=== Problem details ===
Reproduce the earmarks discussion verbatim from "It’s all a shell" to "spending under control.".
--- Start of Excerpted passage ---
When you talk about getting rid of earmarks all that would do is say that the agency has discretion on how to spend $100 million, not $85 million. The same amount of money is being spent, it’s only a matter of who gets to direct how it’s spent.
If you actually tried to cut the agency’s funding by $15 million and direct that it comes out of the money allocated to earmarks, that would be great. However, as soon as you do that then everyone starts bitching about how the nasty conservatives are trying to eviscerate the safety net.
It’s all a shell game and both parties play it. The GOP gives lip service to fiscal responsibility and yet does little to restrain it. The Democrats demagogue over the huge deficits and yet propose even more spending that would simply expand the deficit. Neither side is serious about actually getting government spending under control.
Renob, if I understand you correctly, then no earmark was removed from the $442 million, just a new earmark was substituted. Before, the money was required to be spent on two projects in Alaska. Now, the money must be spent in Alaska. Still an earmark.
I’m not sure about that. The federal highway bill is a very complicated item that has been oversimplified for media reports. Without actually digging into the highway bill that passed Congress authorizing the program and the appropriations bill passed by Congress actually appropriating money for the program, let me give my best guess: each state gets a set amount of dollars based on a formula for transportation needs, including bridge construction. Steven’s earmarked part of that money to pay for these two bridges. This earmark was removed and now the state of Alaska gets the same amount of money, but it is not forced to use it on these bridges.
As this case shows, the outcry over earmarks is a bit simplified, since if you’re simply fighting over earmarks and not the overall spending level you are simply fighting over who gets to decide where to spend the money: individual Congressmen or the agencies that receive the money.
Not quite. While the money is still being made available to Alaska, transportation projects have to compete for those funds. Presumably, more useful projects will then have a greater chance of obtaining funding. Earmarking money for specific projects essentially does two things—both undesirable. Earmarking: A) reduces the pool of money available for projects which must compete for those funds; and B) removes some of the fiscal restraints from earmarked projects which are inherent in competitive projects.
However, since this money is gonna get spent on transportation projects in Alaska anyway, if this is a “victory” for fiscal conservatives, its a pretty shallow one. Good analysis here:
I read the article in the Times and I didn’t think they thought this was a good idea. To me, and I how I read the article, it is another empty gesture. In fact, they still could build the bridges.
--- End of Excerpted passage ---
--- Start of Data entries ---
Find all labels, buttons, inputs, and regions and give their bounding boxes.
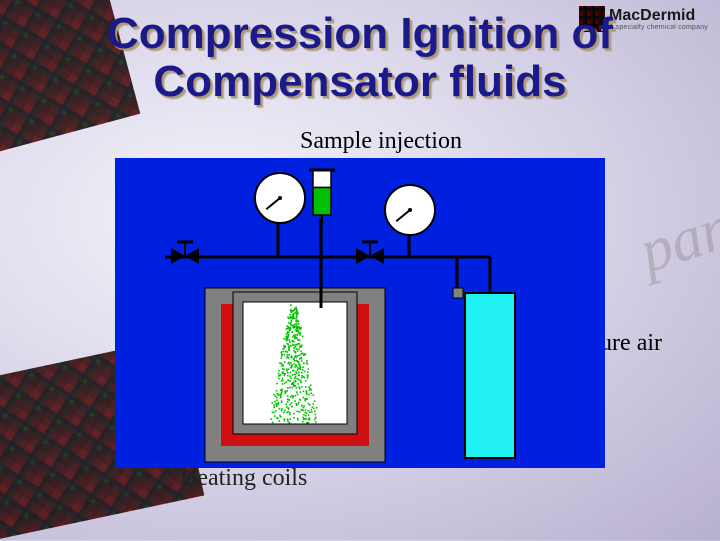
page-title: Compression Ignition of Compensator flui… [0, 10, 720, 107]
background-script-text: pany [631, 183, 720, 288]
diagram-svg [115, 158, 605, 468]
label-sample-injection: Sample injection [300, 128, 462, 155]
label-heating-coils: Heating coils [180, 465, 307, 492]
apparatus-diagram [115, 158, 605, 468]
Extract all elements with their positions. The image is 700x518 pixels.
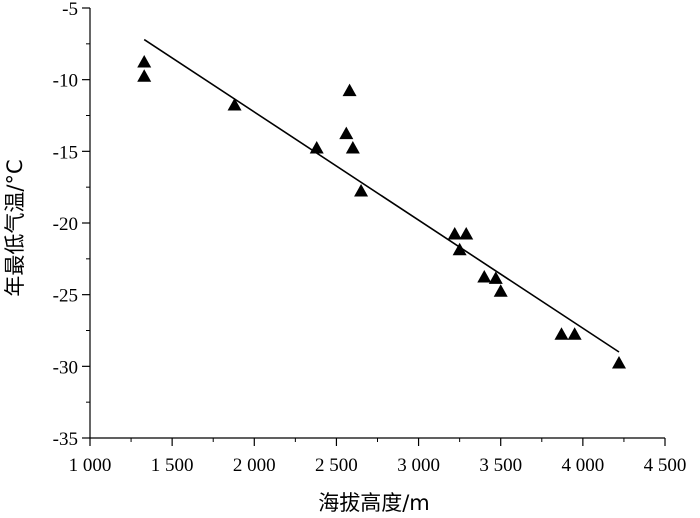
x-tick-label: 3 500 bbox=[479, 455, 522, 476]
data-point-triangle bbox=[493, 284, 508, 297]
y-tick-label: -25 bbox=[53, 286, 78, 307]
data-point-triangle bbox=[554, 327, 569, 340]
data-point-triangle bbox=[339, 126, 354, 140]
x-tick-label: 1 000 bbox=[69, 455, 112, 476]
y-tick-label: -15 bbox=[53, 142, 78, 163]
axes bbox=[89, 8, 665, 439]
x-axis-label: 海拔高度/m bbox=[318, 491, 430, 515]
data-point-triangle bbox=[137, 69, 152, 82]
y-tick-label: -35 bbox=[53, 429, 78, 450]
data-point-triangle bbox=[488, 271, 503, 284]
data-point-triangle bbox=[612, 355, 626, 369]
y-tick-label: -5 bbox=[62, 0, 78, 20]
data-markers bbox=[137, 54, 626, 369]
data-point-triangle bbox=[342, 83, 357, 97]
y-tick-label: -20 bbox=[53, 214, 78, 235]
ticks bbox=[82, 7, 666, 446]
data-point-triangle bbox=[452, 242, 467, 256]
y-axis-label: 年最低气温/°C bbox=[3, 159, 27, 296]
x-tick-label: 4 000 bbox=[561, 455, 604, 476]
x-tick-label: 2 500 bbox=[315, 455, 358, 476]
data-point-triangle bbox=[309, 140, 324, 154]
data-point-triangle bbox=[137, 54, 152, 68]
trend-line bbox=[143, 38, 620, 353]
data-point-triangle bbox=[354, 183, 369, 197]
data-point-triangle bbox=[477, 269, 492, 283]
y-tick-label: -10 bbox=[53, 71, 78, 92]
data-point-triangle bbox=[227, 97, 242, 111]
data-point-triangle bbox=[447, 226, 462, 240]
x-tick-label: 2 000 bbox=[233, 455, 276, 476]
y-tick-label: -30 bbox=[53, 357, 78, 378]
x-tick-label: 4 500 bbox=[644, 455, 687, 476]
tick-labels: 1 000 1 500 2 000 2 500 3 000 3 500 4 000 4 500… bbox=[53, 0, 687, 476]
x-tick-label: 1 500 bbox=[151, 455, 194, 476]
x-tick-label: 3 000 bbox=[397, 455, 440, 476]
data-point-triangle bbox=[567, 327, 582, 340]
data-point-triangle bbox=[459, 226, 474, 240]
data-point-triangle bbox=[345, 140, 360, 154]
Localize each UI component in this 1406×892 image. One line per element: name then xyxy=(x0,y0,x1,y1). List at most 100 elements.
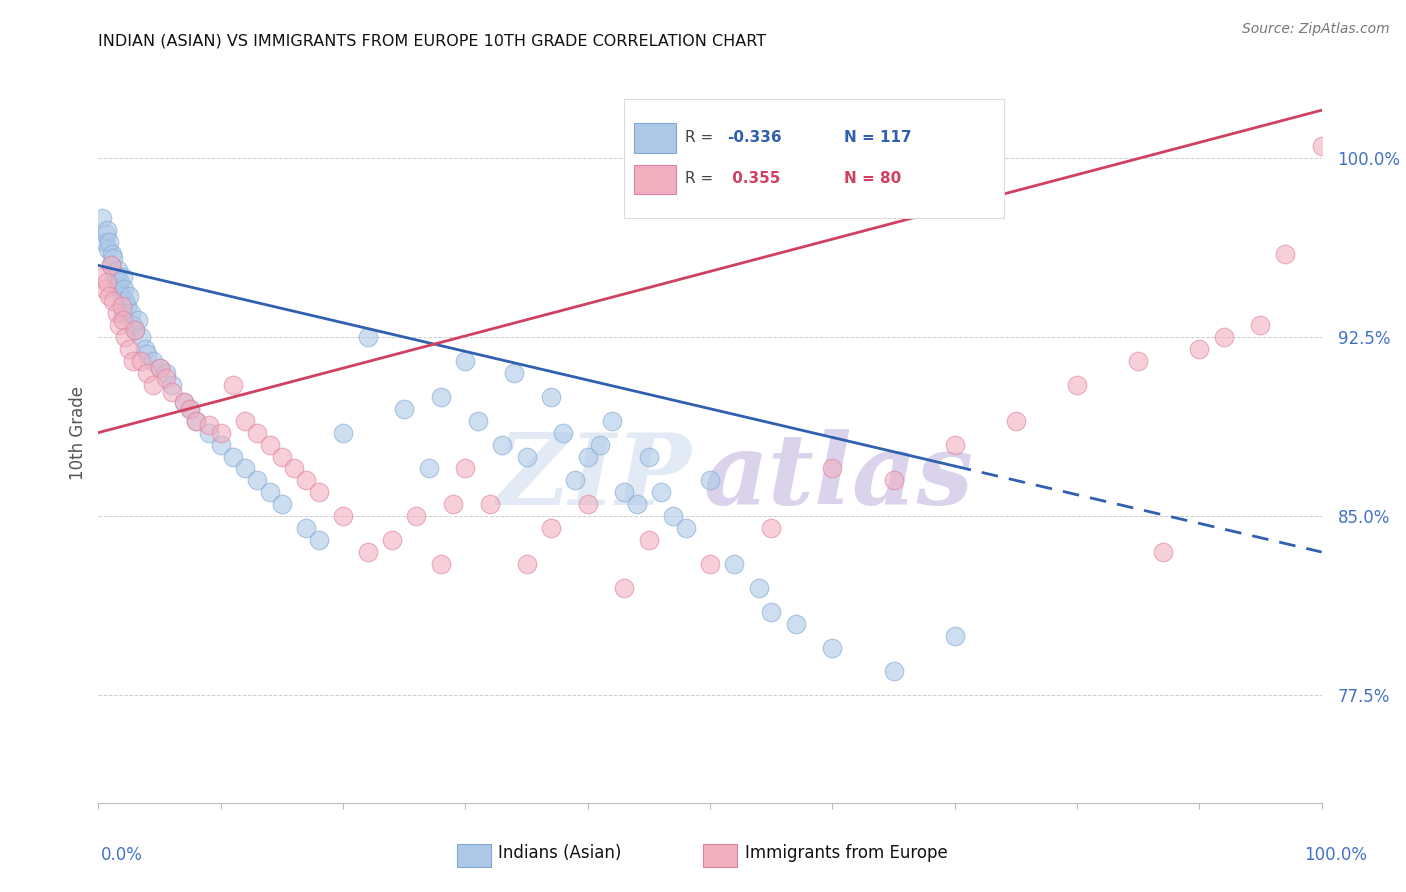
Text: Source: ZipAtlas.com: Source: ZipAtlas.com xyxy=(1241,22,1389,37)
Point xyxy=(1188,342,1211,356)
Point xyxy=(111,306,134,320)
Point xyxy=(540,521,562,535)
Point xyxy=(821,640,844,655)
Point xyxy=(943,437,966,451)
Point xyxy=(699,474,721,488)
Point xyxy=(553,425,575,440)
Point xyxy=(104,273,127,287)
Point xyxy=(259,485,281,500)
Point xyxy=(111,313,134,327)
Point xyxy=(173,394,195,409)
Point xyxy=(94,227,117,242)
Text: ZIP: ZIP xyxy=(496,429,692,525)
Point xyxy=(233,461,256,475)
Point xyxy=(111,270,134,285)
Point xyxy=(650,485,672,500)
Point xyxy=(503,366,526,380)
Point xyxy=(209,437,232,451)
Point xyxy=(576,450,599,464)
Point xyxy=(516,450,538,464)
Point xyxy=(454,354,477,368)
Point xyxy=(114,330,136,344)
Point xyxy=(295,521,318,535)
Text: 0.0%: 0.0% xyxy=(101,846,143,863)
Point xyxy=(467,414,489,428)
Point xyxy=(111,299,134,313)
Point xyxy=(142,377,165,392)
Point xyxy=(101,246,124,260)
Text: INDIAN (ASIAN) VS IMMIGRANTS FROM EUROPE 10TH GRADE CORRELATION CHART: INDIAN (ASIAN) VS IMMIGRANTS FROM EUROPE… xyxy=(98,34,766,49)
Point xyxy=(723,557,745,571)
Text: 100.0%: 100.0% xyxy=(1303,846,1367,863)
Point xyxy=(1152,545,1174,559)
Point xyxy=(160,384,183,399)
Point xyxy=(209,425,232,440)
Point xyxy=(699,557,721,571)
Point xyxy=(1212,330,1234,344)
Point xyxy=(600,414,623,428)
Point xyxy=(197,418,219,433)
Point xyxy=(124,323,146,337)
Point xyxy=(121,354,143,368)
Point xyxy=(121,318,143,333)
Point xyxy=(93,282,115,296)
Point xyxy=(246,474,269,488)
Point xyxy=(101,252,124,266)
Point xyxy=(883,474,905,488)
Point xyxy=(332,425,354,440)
Point xyxy=(441,497,464,511)
Point xyxy=(233,414,256,428)
Point xyxy=(186,414,208,428)
Point xyxy=(356,545,378,559)
Point xyxy=(115,299,138,313)
Text: atlas: atlas xyxy=(704,429,974,525)
Point xyxy=(516,557,538,571)
Point xyxy=(98,289,121,303)
Point xyxy=(821,461,844,475)
Point xyxy=(93,235,115,249)
Point xyxy=(155,366,177,380)
Point xyxy=(356,330,378,344)
Point xyxy=(308,485,330,500)
Point xyxy=(120,306,142,320)
Point xyxy=(149,361,172,376)
Point xyxy=(97,242,120,256)
Point xyxy=(270,497,294,511)
Point xyxy=(270,450,294,464)
Point xyxy=(136,366,159,380)
Point xyxy=(179,401,201,416)
Point xyxy=(589,437,612,451)
Point xyxy=(675,521,697,535)
Point xyxy=(105,306,128,320)
Point xyxy=(295,474,318,488)
Point xyxy=(155,370,177,384)
Point xyxy=(748,581,770,595)
Point xyxy=(134,342,156,356)
Point xyxy=(105,270,128,285)
Point xyxy=(108,318,131,333)
Point xyxy=(418,461,440,475)
Point xyxy=(197,425,219,440)
Point xyxy=(114,294,136,309)
Point xyxy=(613,581,636,595)
Point xyxy=(1004,414,1026,428)
Point xyxy=(1310,139,1333,153)
Point xyxy=(883,665,905,679)
Point xyxy=(96,222,118,236)
Point xyxy=(308,533,330,547)
Point xyxy=(127,313,149,327)
Point xyxy=(111,289,134,303)
Point xyxy=(100,259,122,273)
Point xyxy=(129,330,152,344)
Point xyxy=(491,437,513,451)
Point xyxy=(613,485,636,500)
Point xyxy=(101,294,124,309)
Point xyxy=(118,342,141,356)
Point xyxy=(96,275,118,289)
Point xyxy=(246,425,269,440)
Point xyxy=(136,347,159,361)
Point xyxy=(283,461,305,475)
Point xyxy=(576,497,599,511)
Text: Indians (Asian): Indians (Asian) xyxy=(498,844,621,862)
Point xyxy=(129,354,152,368)
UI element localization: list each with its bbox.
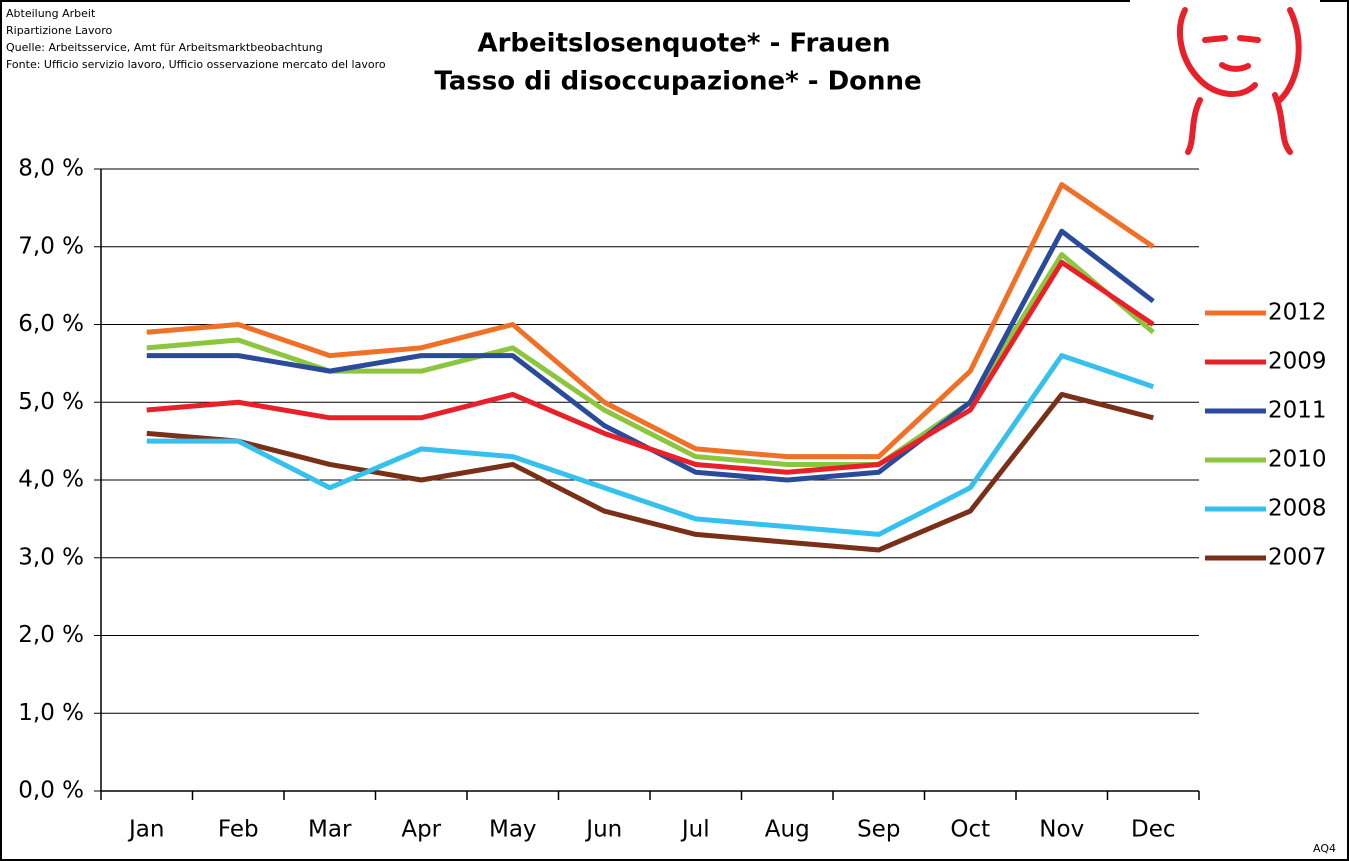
legend-label: 2007 <box>1268 545 1327 571</box>
header-line: Fonte: Ufficio servizio lavoro, Ufficio … <box>6 58 386 71</box>
x-tick-label: May <box>489 817 537 843</box>
chart-subtitle: Tasso di disoccupazione* - Donne <box>434 67 921 97</box>
x-tick-label: Mar <box>308 817 352 843</box>
x-tick-label: Feb <box>218 817 259 843</box>
x-tick-label: Jan <box>127 817 164 843</box>
y-tick-label: 6,0 % <box>18 311 84 337</box>
x-tick-label: Nov <box>1039 817 1084 843</box>
frame <box>1 1 1348 860</box>
x-tick-label: Jul <box>680 817 710 843</box>
x-tick-label: Aug <box>765 817 810 843</box>
legend-label: 2012 <box>1268 300 1327 326</box>
header-line: Ripartizione Lavoro <box>6 24 112 37</box>
y-tick-label: 8,0 % <box>18 156 84 182</box>
legend-label: 2011 <box>1268 398 1327 424</box>
page: Abteilung Arbeit Ripartizione Lavoro Que… <box>0 0 1349 861</box>
y-tick-label: 5,0 % <box>18 389 84 415</box>
y-tick-label: 2,0 % <box>18 622 84 648</box>
header-line: Quelle: Arbeitsservice, Amt für Arbeitsm… <box>6 41 323 54</box>
x-tick-label: Dec <box>1131 817 1176 843</box>
y-tick-label: 4,0 % <box>18 467 84 493</box>
frame-gap <box>1130 0 1320 6</box>
x-tick-label: Oct <box>950 817 990 843</box>
x-tick-label: Jun <box>584 817 622 843</box>
x-tick-label: Apr <box>401 817 441 843</box>
header-line: Abteilung Arbeit <box>6 7 96 20</box>
legend-label: 2010 <box>1268 447 1327 473</box>
chart: Abteilung Arbeit Ripartizione Lavoro Que… <box>0 0 1349 861</box>
y-tick-label: 1,0 % <box>18 700 84 726</box>
chart-title: Arbeitslosenquote* - Frauen <box>477 29 890 59</box>
footer: AQ4 <box>1313 842 1336 855</box>
legend-label: 2009 <box>1268 349 1327 375</box>
legend-label: 2008 <box>1268 496 1327 522</box>
y-tick-label: 7,0 % <box>18 233 84 259</box>
y-tick-label: 3,0 % <box>18 544 84 570</box>
y-tick-label: 0,0 % <box>18 778 84 804</box>
x-tick-label: Sep <box>857 817 900 843</box>
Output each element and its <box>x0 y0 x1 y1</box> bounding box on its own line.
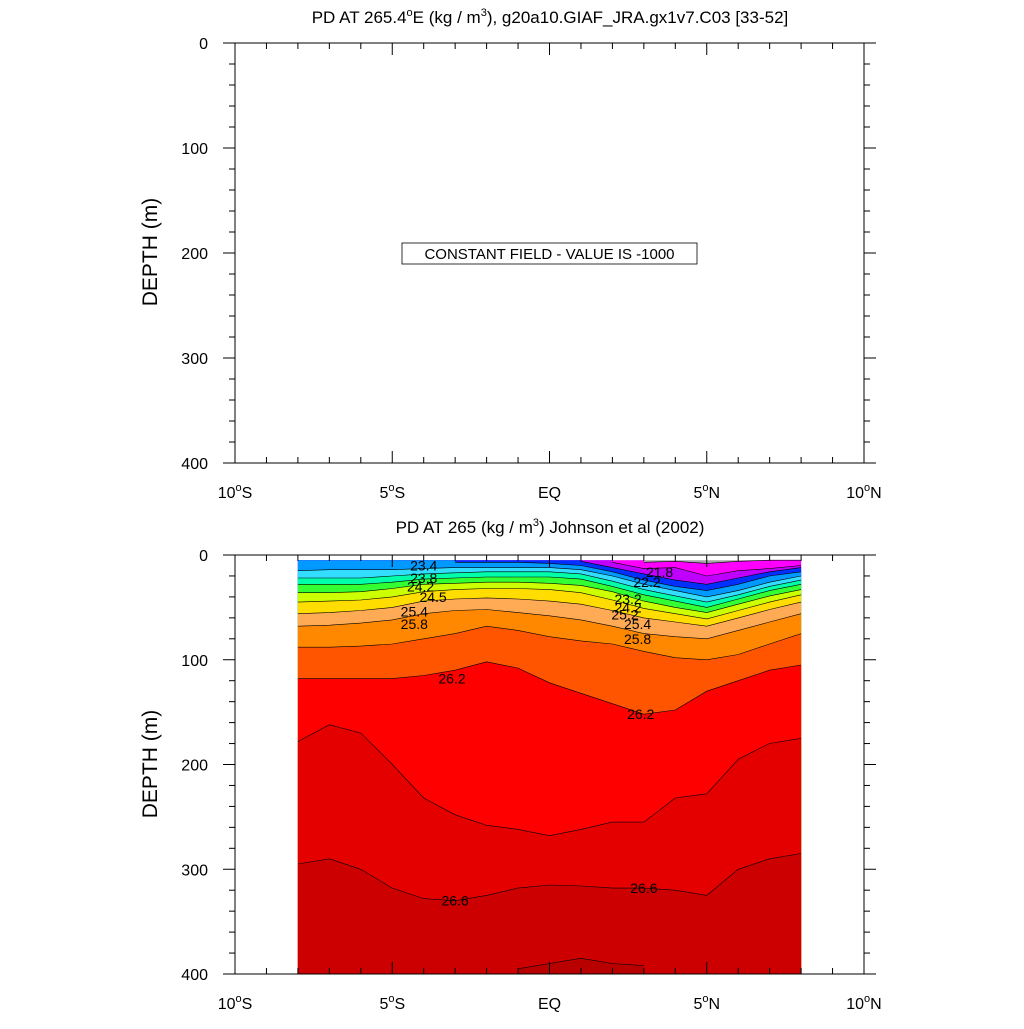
constant-field-text: CONSTANT FIELD - VALUE IS -1000 <box>424 246 674 263</box>
density-fills <box>297 560 802 974</box>
panel-top-ylabel: DEPTH (m) <box>139 198 162 307</box>
x-tick-label: 10oN <box>846 993 881 1013</box>
contour-label: 26.2 <box>627 706 654 722</box>
panel-bottom: 23.423.824.224.525.425.826.226.226.626.6… <box>139 517 802 974</box>
x-tick-label: 10oS <box>218 993 253 1013</box>
panel-bottom-title: PD AT 265 (kg / m3) Johnson et al (2002) <box>396 517 705 537</box>
isopycnal-22-6 <box>580 561 802 585</box>
contour-label: 23.8 <box>410 570 437 586</box>
isopycnal-26 <box>297 625 802 661</box>
panel-top: PD AT 265.4oE (kg / m3), g20a10.GIAF_JRA… <box>139 7 788 306</box>
contour-label: 24.5 <box>419 589 446 605</box>
axes-panel-bottom: 0 100 200 300 400 10oS 5oS EQ 5oN 10oN <box>181 548 881 1013</box>
isopycnal-22 <box>612 562 802 577</box>
isopycnal-26-4 <box>297 724 802 837</box>
isopycnal-26-2 <box>297 661 802 715</box>
contour-label: 25.2 <box>611 607 638 623</box>
isopycnal-25-4 <box>297 597 802 627</box>
x-tick-label: 5oS <box>379 482 405 502</box>
y-tick-label: 300 <box>181 351 208 368</box>
contour-label: 25.8 <box>624 631 651 647</box>
fill-band-26-6 <box>297 853 802 974</box>
contour-label: 22.2 <box>633 574 660 590</box>
isopycnal-lines <box>297 559 802 970</box>
x-tick-label: 10oS <box>218 482 253 502</box>
panel-bottom-ylabel: DEPTH (m) <box>139 710 162 819</box>
y-tick-label: 300 <box>181 862 208 879</box>
y-tick-label: 0 <box>199 36 208 53</box>
isopycnal-25 <box>297 588 802 620</box>
contour-label: 26.6 <box>441 893 468 909</box>
axes-panel-top: 0 100 200 300 400 10oS 5oS EQ 5oN 10oN <box>181 36 881 502</box>
isopycnal-21-8 <box>643 559 802 564</box>
y-tick-label: 200 <box>181 758 208 775</box>
x-tick-label: 5oN <box>694 482 721 502</box>
panel-top-title: PD AT 265.4oE (kg / m3), g20a10.GIAF_JRA… <box>312 7 789 27</box>
y-tick-label: 0 <box>199 548 208 565</box>
contour-label: 23.2 <box>614 591 641 607</box>
y-tick-label: 100 <box>181 141 208 158</box>
isopycnal-24-2 <box>297 576 802 608</box>
contour-label: 24.2 <box>407 578 434 594</box>
x-tick-label: EQ <box>538 996 561 1013</box>
isopycnal-23-8 <box>297 571 802 603</box>
x-tick-label: EQ <box>538 485 561 502</box>
contour-label: 26.2 <box>438 671 465 687</box>
isopycnal-23-4 <box>297 567 802 598</box>
isopycnal-26-6 <box>297 853 802 902</box>
isopycnal-23 <box>455 562 802 591</box>
contour-label: 24.2 <box>614 599 641 615</box>
contour-label: 25.4 <box>401 604 428 620</box>
contour-labels: 23.423.824.224.525.425.826.226.226.626.6… <box>401 558 674 909</box>
y-tick-label: 400 <box>181 967 208 984</box>
isopycnal-26-8 <box>517 957 644 970</box>
y-tick-label: 400 <box>181 456 208 473</box>
contour-label: 25.4 <box>624 616 651 632</box>
contour-label: 21.8 <box>646 564 673 580</box>
constant-field-box <box>401 242 698 265</box>
contour-label: 25.8 <box>401 616 428 632</box>
x-tick-label: 5oN <box>694 993 721 1013</box>
x-tick-label: 5oS <box>379 993 405 1013</box>
y-tick-label: 100 <box>181 653 208 670</box>
contour-label: 26.6 <box>630 880 657 896</box>
isopycnal-24-6 <box>297 581 802 613</box>
constant-field-note: CONSTANT FIELD - VALUE IS -1000 <box>401 242 698 265</box>
x-tick-label: 10oN <box>846 482 881 502</box>
y-tick-label: 200 <box>181 246 208 263</box>
axes-layer: 0 100 200 300 400 10oS 5oS EQ 5oN 10oN 0 100 200 300 4… <box>181 36 881 1013</box>
isopycnal-25-8 <box>297 609 802 640</box>
contour-label: 23.4 <box>410 558 437 574</box>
--- End of Data entries ---
=== Answer ===
It’s all a shell game and both parties play it. The GOP gives lip service to fiscal responsibility and yet does little to restrain it. The Democrats demagogue over the huge deficits and yet propose even more spending that would simply expand the deficit. Neither side is serious about actually getting government spending under control.